[Entries from a visual dataset]

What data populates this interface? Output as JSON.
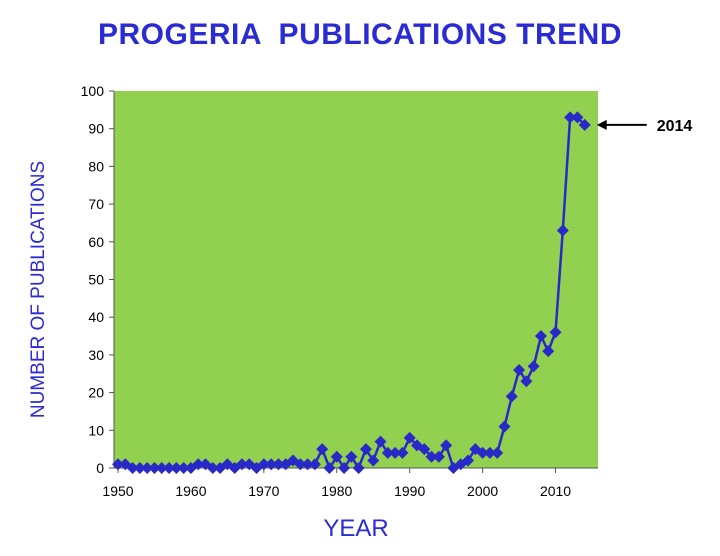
{
  "chart_data": {
    "type": "line",
    "title": "PROGERIA  PUBLICATIONS TREND",
    "xlabel": "YEAR",
    "ylabel": "NUMBER OF PUBLICATIONS",
    "xlim": [
      1950,
      2015
    ],
    "ylim": [
      0,
      100
    ],
    "x_ticks": [
      1950,
      1960,
      1970,
      1980,
      1990,
      2000,
      2010
    ],
    "y_ticks": [
      0,
      10,
      20,
      30,
      40,
      50,
      60,
      70,
      80,
      90,
      100
    ],
    "grid": false,
    "legend": "none",
    "annotation": {
      "label": "2014",
      "x": 2014,
      "y": 91
    },
    "colors": {
      "plot_bg": "#92d050",
      "series": "#2929c8",
      "title": "#2b2bd4"
    },
    "series": [
      {
        "x": [
          1950,
          1951,
          1952,
          1953,
          1954,
          1955,
          1956,
          1957,
          1958,
          1959,
          1960,
          1961,
          1962,
          1963,
          1964,
          1965,
          1966,
          1967,
          1968,
          1969,
          1970,
          1971,
          1972,
          1973,
          1974,
          1975,
          1976,
          1977,
          1978,
          1979,
          1980,
          1981,
          1982,
          1983,
          1984,
          1985,
          1986,
          1987,
          1988,
          1989,
          1990,
          1991,
          1992,
          1993,
          1994,
          1995,
          1996,
          1997,
          1998,
          1999,
          2000,
          2001,
          2002,
          2003,
          2004,
          2005,
          2006,
          2007,
          2008,
          2009,
          2010,
          2011,
          2012,
          2013,
          2014
        ],
        "values": [
          1,
          1,
          0,
          0,
          0,
          0,
          0,
          0,
          0,
          0,
          0,
          1,
          1,
          0,
          0,
          1,
          0,
          1,
          1,
          0,
          1,
          1,
          1,
          1,
          2,
          1,
          1,
          1,
          5,
          0,
          3,
          0,
          3,
          0,
          5,
          2,
          7,
          4,
          4,
          4,
          8,
          6,
          5,
          3,
          3,
          6,
          0,
          1,
          2,
          5,
          4,
          4,
          4,
          11,
          19,
          26,
          23,
          27,
          35,
          31,
          36,
          63,
          93,
          93,
          91
        ]
      }
    ]
  }
}
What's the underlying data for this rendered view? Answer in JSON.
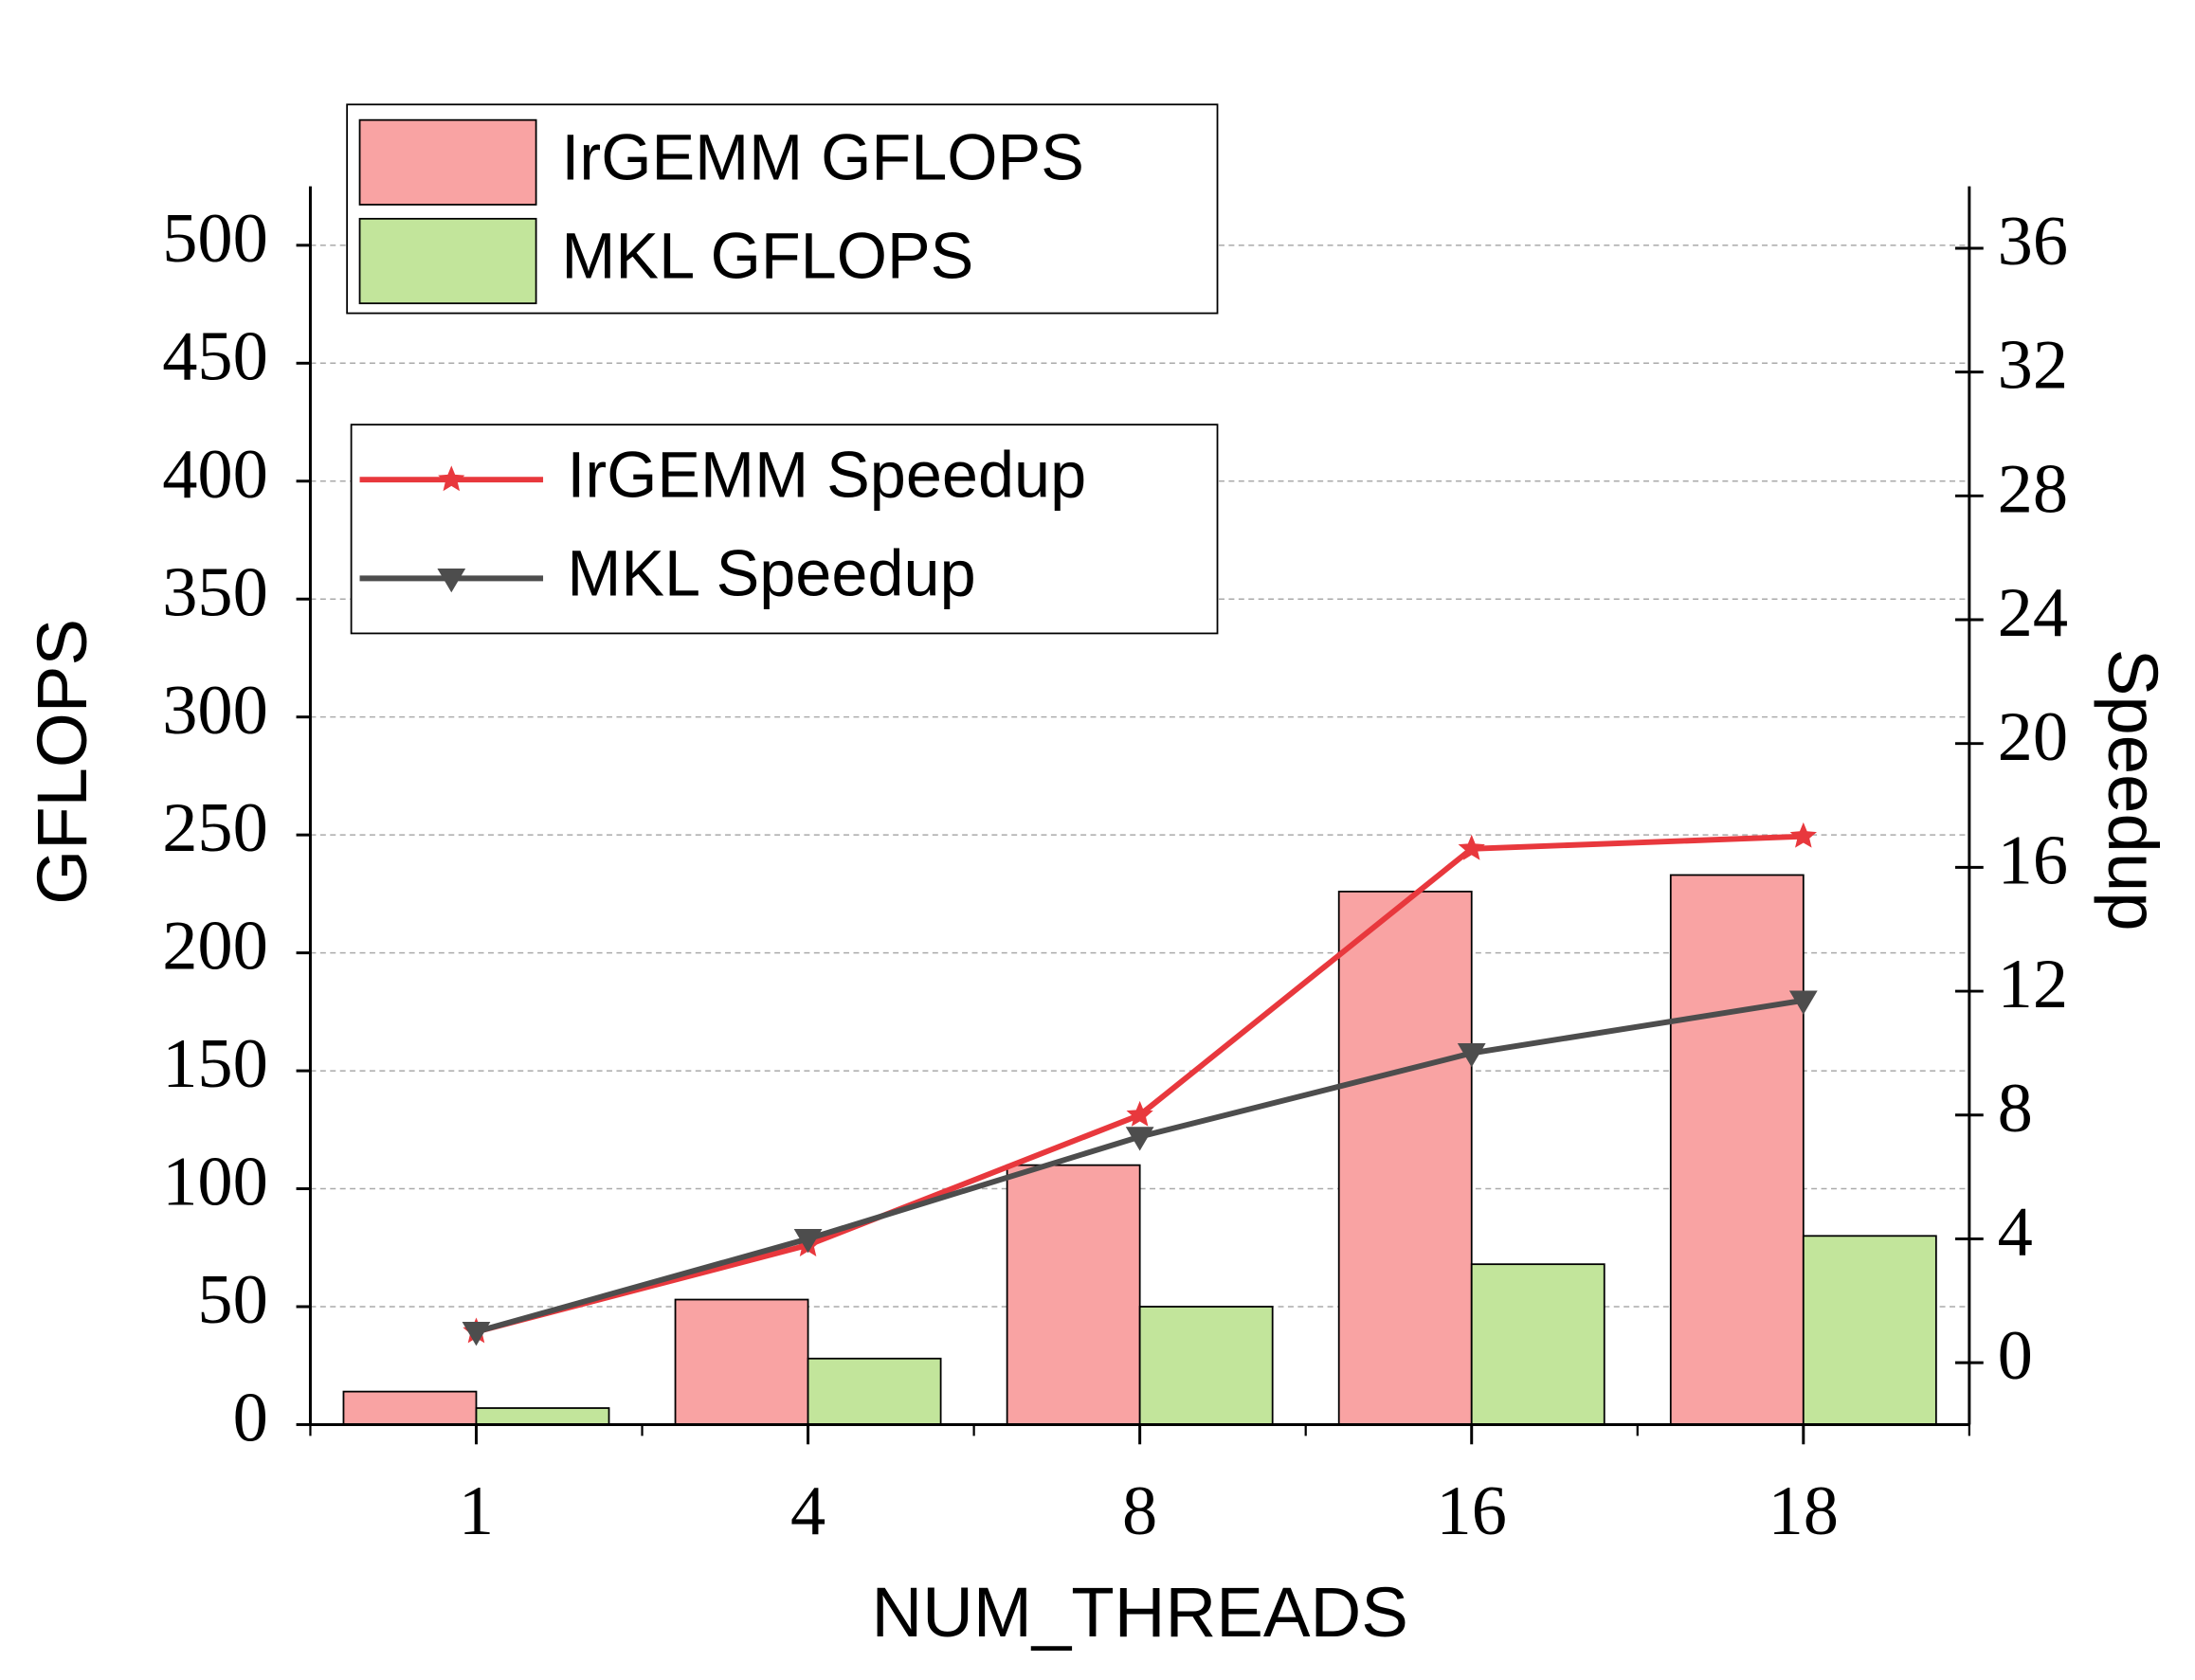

Given task → Reproduce every line exactly and omit all pictures.

Answer for the task →
What data populates this interface? Output as JSON.
{
  "chart_data": {
    "type": "line",
    "title": "PROGERIA  PUBLICATIONS TREND",
    "xlabel": "YEAR",
    "ylabel": "NUMBER OF PUBLICATIONS",
    "xlim": [
      1950,
      2015
    ],
    "ylim": [
      0,
      100
    ],
    "x_ticks": [
      1950,
      1960,
      1970,
      1980,
      1990,
      2000,
      2010
    ],
    "y_ticks": [
      0,
      10,
      20,
      30,
      40,
      50,
      60,
      70,
      80,
      90,
      100
    ],
    "grid": false,
    "legend": "none",
    "annotation": {
      "label": "2014",
      "x": 2014,
      "y": 91
    },
    "colors": {
      "plot_bg": "#92d050",
      "series": "#2929c8",
      "title": "#2b2bd4"
    },
    "series": [
      {
        "x": [
          1950,
          1951,
          1952,
          1953,
          1954,
          1955,
          1956,
          1957,
          1958,
          1959,
          1960,
          1961,
          1962,
          1963,
          1964,
          1965,
          1966,
          1967,
          1968,
          1969,
          1970,
          1971,
          1972,
          1973,
          1974,
          1975,
          1976,
          1977,
          1978,
          1979,
          1980,
          1981,
          1982,
          1983,
          1984,
          1985,
          1986,
          1987,
          1988,
          1989,
          1990,
          1991,
          1992,
          1993,
          1994,
          1995,
          1996,
          1997,
          1998,
          1999,
          2000,
          2001,
          2002,
          2003,
          2004,
          2005,
          2006,
          2007,
          2008,
          2009,
          2010,
          2011,
          2012,
          2013,
          2014
        ],
        "values": [
          1,
          1,
          0,
          0,
          0,
          0,
          0,
          0,
          0,
          0,
          0,
          1,
          1,
          0,
          0,
          1,
          0,
          1,
          1,
          0,
          1,
          1,
          1,
          1,
          2,
          1,
          1,
          1,
          5,
          0,
          3,
          0,
          3,
          0,
          5,
          2,
          7,
          4,
          4,
          4,
          8,
          6,
          5,
          3,
          3,
          6,
          0,
          1,
          2,
          5,
          4,
          4,
          4,
          11,
          19,
          26,
          23,
          27,
          35,
          31,
          36,
          63,
          93,
          93,
          91
        ]
      }
    ]
  }
}
What's the underlying data for this rendered view? Answer in JSON.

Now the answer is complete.